### PROBLEM
Copy out each line below exactly as it appears.
──────── MATERIAL FOR THE TASK ────────
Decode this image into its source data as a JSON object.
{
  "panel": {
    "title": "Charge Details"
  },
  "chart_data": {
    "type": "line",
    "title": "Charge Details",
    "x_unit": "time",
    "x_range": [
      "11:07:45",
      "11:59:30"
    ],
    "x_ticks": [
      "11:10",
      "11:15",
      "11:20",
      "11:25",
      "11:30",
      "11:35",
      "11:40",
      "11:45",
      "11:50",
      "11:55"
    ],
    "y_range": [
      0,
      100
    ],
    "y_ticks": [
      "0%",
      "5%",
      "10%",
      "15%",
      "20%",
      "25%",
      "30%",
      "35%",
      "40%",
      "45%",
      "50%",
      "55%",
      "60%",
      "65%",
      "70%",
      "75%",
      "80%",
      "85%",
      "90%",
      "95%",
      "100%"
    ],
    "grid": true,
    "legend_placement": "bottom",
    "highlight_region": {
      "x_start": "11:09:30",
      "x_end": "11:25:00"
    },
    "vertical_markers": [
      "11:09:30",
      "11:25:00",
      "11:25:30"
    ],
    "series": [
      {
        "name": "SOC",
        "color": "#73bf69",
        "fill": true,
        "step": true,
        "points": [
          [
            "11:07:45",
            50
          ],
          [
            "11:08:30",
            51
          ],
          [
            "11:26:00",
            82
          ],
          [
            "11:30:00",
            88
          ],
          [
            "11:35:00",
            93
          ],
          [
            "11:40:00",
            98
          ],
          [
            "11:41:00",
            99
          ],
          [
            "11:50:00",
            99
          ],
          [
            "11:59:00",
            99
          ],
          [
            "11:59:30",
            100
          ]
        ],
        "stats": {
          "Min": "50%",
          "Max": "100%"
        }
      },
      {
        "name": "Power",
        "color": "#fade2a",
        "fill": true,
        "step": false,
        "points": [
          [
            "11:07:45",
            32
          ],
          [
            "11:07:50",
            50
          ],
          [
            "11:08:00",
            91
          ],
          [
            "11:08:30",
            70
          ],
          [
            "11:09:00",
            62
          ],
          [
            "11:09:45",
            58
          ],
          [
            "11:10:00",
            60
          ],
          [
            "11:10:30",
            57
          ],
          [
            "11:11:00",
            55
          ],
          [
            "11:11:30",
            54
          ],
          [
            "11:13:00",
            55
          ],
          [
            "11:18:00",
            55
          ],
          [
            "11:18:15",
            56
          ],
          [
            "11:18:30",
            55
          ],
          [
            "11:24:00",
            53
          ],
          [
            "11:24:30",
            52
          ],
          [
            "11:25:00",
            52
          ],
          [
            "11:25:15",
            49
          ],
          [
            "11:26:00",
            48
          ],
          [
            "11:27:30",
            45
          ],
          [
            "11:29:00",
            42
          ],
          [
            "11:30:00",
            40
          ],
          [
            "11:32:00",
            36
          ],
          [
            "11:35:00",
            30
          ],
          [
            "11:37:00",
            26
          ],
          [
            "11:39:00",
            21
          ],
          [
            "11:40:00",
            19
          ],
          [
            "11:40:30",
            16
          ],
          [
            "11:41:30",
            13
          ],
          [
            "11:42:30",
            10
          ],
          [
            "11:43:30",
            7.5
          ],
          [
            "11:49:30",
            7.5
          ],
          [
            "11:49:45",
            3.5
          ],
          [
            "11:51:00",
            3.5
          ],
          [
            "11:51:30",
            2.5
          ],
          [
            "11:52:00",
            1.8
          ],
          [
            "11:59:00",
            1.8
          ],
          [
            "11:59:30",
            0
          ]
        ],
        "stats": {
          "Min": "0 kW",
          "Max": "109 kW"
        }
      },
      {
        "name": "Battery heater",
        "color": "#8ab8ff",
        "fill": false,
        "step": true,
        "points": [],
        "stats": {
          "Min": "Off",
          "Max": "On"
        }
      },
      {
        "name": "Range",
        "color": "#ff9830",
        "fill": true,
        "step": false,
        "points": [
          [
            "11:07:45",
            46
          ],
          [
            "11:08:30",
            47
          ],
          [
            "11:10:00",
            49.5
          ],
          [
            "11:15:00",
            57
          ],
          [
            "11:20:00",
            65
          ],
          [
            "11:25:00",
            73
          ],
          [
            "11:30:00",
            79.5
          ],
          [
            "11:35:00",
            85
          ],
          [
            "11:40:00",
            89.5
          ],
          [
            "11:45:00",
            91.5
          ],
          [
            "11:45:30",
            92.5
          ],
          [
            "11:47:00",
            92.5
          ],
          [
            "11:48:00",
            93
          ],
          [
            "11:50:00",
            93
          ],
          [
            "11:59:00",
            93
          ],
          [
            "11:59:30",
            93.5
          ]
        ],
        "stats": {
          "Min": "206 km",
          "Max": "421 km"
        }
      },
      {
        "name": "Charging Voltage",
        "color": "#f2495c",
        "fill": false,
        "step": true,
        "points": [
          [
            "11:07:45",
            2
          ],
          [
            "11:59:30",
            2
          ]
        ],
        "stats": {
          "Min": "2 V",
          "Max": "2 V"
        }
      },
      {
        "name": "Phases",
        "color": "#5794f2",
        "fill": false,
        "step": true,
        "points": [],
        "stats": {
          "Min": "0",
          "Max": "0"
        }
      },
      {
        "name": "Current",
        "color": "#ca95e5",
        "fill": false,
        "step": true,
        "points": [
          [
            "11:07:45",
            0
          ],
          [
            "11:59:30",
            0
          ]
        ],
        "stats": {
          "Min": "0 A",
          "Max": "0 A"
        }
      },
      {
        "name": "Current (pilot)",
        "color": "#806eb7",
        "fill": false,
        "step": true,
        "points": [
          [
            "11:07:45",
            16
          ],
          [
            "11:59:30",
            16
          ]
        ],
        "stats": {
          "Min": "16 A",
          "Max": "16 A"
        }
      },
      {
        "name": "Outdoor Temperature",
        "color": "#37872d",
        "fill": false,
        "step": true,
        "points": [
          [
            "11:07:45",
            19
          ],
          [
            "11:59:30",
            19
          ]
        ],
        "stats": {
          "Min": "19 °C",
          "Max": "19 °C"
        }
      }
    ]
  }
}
────────
### REPLY
Decode this image into its source data as a JSON object.
{
  "panel": {
    "title": "Charge Details"
  },
  "chart_data": {
    "type": "line",
    "title": "Charge Details",
    "x_unit": "time",
    "x_range": [
      "11:07:45",
      "11:59:30"
    ],
    "x_ticks": [
      "11:10",
      "11:15",
      "11:20",
      "11:25",
      "11:30",
      "11:35",
      "11:40",
      "11:45",
      "11:50",
      "11:55"
    ],
    "y_range": [
      0,
      100
    ],
    "y_ticks": [
      "0%",
      "5%",
      "10%",
      "15%",
      "20%",
      "25%",
      "30%",
      "35%",
      "40%",
      "45%",
      "50%",
      "55%",
      "60%",
      "65%",
      "70%",
      "75%",
      "80%",
      "85%",
      "90%",
      "95%",
      "100%"
    ],
    "grid": true,
    "legend_placement": "bottom",
    "highlight_region": {
      "x_start": "11:09:30",
      "x_end": "11:25:00"
    },
    "vertical_markers": [
      "11:09:30",
      "11:25:00",
      "11:25:30"
    ],
    "series": [
      {
        "name": "SOC",
        "color": "#73bf69",
        "fill": true,
        "step": true,
        "points": [
          [
            "11:07:45",
            50
          ],
          [
            "11:08:30",
            51
          ],
          [
            "11:26:00",
            82
          ],
          [
            "11:30:00",
            88
          ],
          [
            "11:35:00",
            93
          ],
          [
            "11:40:00",
            98
          ],
          [
            "11:41:00",
            99
          ],
          [
            "11:50:00",
            99
          ],
          [
            "11:59:00",
            99
          ],
          [
            "11:59:30",
            100
          ]
        ],
        "stats": {
          "Min": "50%",
          "Max": "100%"
        }
      },
      {
        "name": "Power",
        "color": "#fade2a",
        "fill": true,
        "step": false,
        "points": [
          [
            "11:07:45",
            32
          ],
          [
            "11:07:50",
            50
          ],
          [
            "11:08:00",
            91
          ],
          [
            "11:08:30",
            70
          ],
          [
            "11:09:00",
            62
          ],
          [
            "11:09:45",
            58
          ],
          [
            "11:10:00",
            60
          ],
          [
            "11:10:30",
            57
          ],
          [
            "11:11:00",
            55
          ],
          [
            "11:11:30",
            54
          ],
          [
            "11:13:00",
            55
          ],
          [
            "11:18:00",
            55
          ],
          [
            "11:18:15",
            56
          ],
          [
            "11:18:30",
            55
          ],
          [
            "11:24:00",
            53
          ],
          [
            "11:24:30",
            52
          ],
          [
            "11:25:00",
            52
          ],
          [
            "11:25:15",
            49
          ],
          [
            "11:26:00",
            48
          ],
          [
            "11:27:30",
            45
          ],
          [
            "11:29:00",
            42
          ],
          [
            "11:30:00",
            40
          ],
          [
            "11:32:00",
            36
          ],
          [
            "11:35:00",
            30
          ],
          [
            "11:37:00",
            26
          ],
          [
            "11:39:00",
            21
          ],
          [
            "11:40:00",
            19
          ],
          [
            "11:40:30",
            16
          ],
          [
            "11:41:30",
            13
          ],
          [
            "11:42:30",
            10
          ],
          [
            "11:43:30",
            7.5
          ],
          [
            "11:49:30",
            7.5
          ],
          [
            "11:49:45",
            3.5
          ],
          [
            "11:51:00",
            3.5
          ],
          [
            "11:51:30",
            2.5
          ],
          [
            "11:52:00",
            1.8
          ],
          [
            "11:59:00",
            1.8
          ],
          [
            "11:59:30",
            0
          ]
        ],
        "stats": {
          "Min": "0 kW",
          "Max": "109 kW"
        }
      },
      {
        "name": "Battery heater",
        "color": "#8ab8ff",
        "fill": false,
        "step": true,
        "points": [],
        "stats": {
          "Min": "Off",
          "Max": "On"
        }
      },
      {
        "name": "Range",
        "color": "#ff9830",
        "fill": true,
        "step": false,
        "points": [
          [
            "11:07:45",
            46
          ],
          [
            "11:08:30",
            47
          ],
          [
            "11:10:00",
            49.5
          ],
          [
            "11:15:00",
            57
          ],
          [
            "11:20:00",
            65
          ],
          [
            "11:25:00",
            73
          ],
          [
            "11:30:00",
            79.5
          ],
          [
            "11:35:00",
            85
          ],
          [
            "11:40:00",
            89.5
          ],
          [
            "11:45:00",
            91.5
          ],
          [
            "11:45:30",
            92.5
          ],
          [
            "11:47:00",
            92.5
          ],
          [
            "11:48:00",
            93
          ],
          [
            "11:50:00",
            93
          ],
          [
            "11:59:00",
            93
          ],
          [
            "11:59:30",
            93.5
          ]
        ],
        "stats": {
          "Min": "206 km",
          "Max": "421 km"
        }
      },
      {
        "name": "Charging Voltage",
        "color": "#f2495c",
        "fill": false,
        "step": true,
        "points": [
          [
            "11:07:45",
            2
          ],
          [
            "11:59:30",
            2
          ]
        ],
        "stats": {
          "Min": "2 V",
          "Max": "2 V"
        }
      },
      {
        "name": "Phases",
        "color": "#5794f2",
        "fill": false,
        "step": true,
        "points": [],
        "stats": {
          "Min": "0",
          "Max": "0"
        }
      },
      {
        "name": "Current",
        "color": "#ca95e5",
        "fill": false,
        "step": true,
        "points": [
          [
            "11:07:45",
            0
          ],
          [
            "11:59:30",
            0
          ]
        ],
        "stats": {
          "Min": "0 A",
          "Max": "0 A"
        }
      },
      {
        "name": "Current (pilot)",
        "color": "#806eb7",
        "fill": false,
        "step": true,
        "points": [
          [
            "11:07:45",
            16
          ],
          [
            "11:59:30",
            16
          ]
        ],
        "stats": {
          "Min": "16 A",
          "Max": "16 A"
        }
      },
      {
        "name": "Outdoor Temperature",
        "color": "#37872d",
        "fill": false,
        "step": true,
        "points": [
          [
            "11:07:45",
            19
          ],
          [
            "11:59:30",
            19
          ]
        ],
        "stats": {
          "Min": "19 °C",
          "Max": "19 °C"
        }
      }
    ]
  }
}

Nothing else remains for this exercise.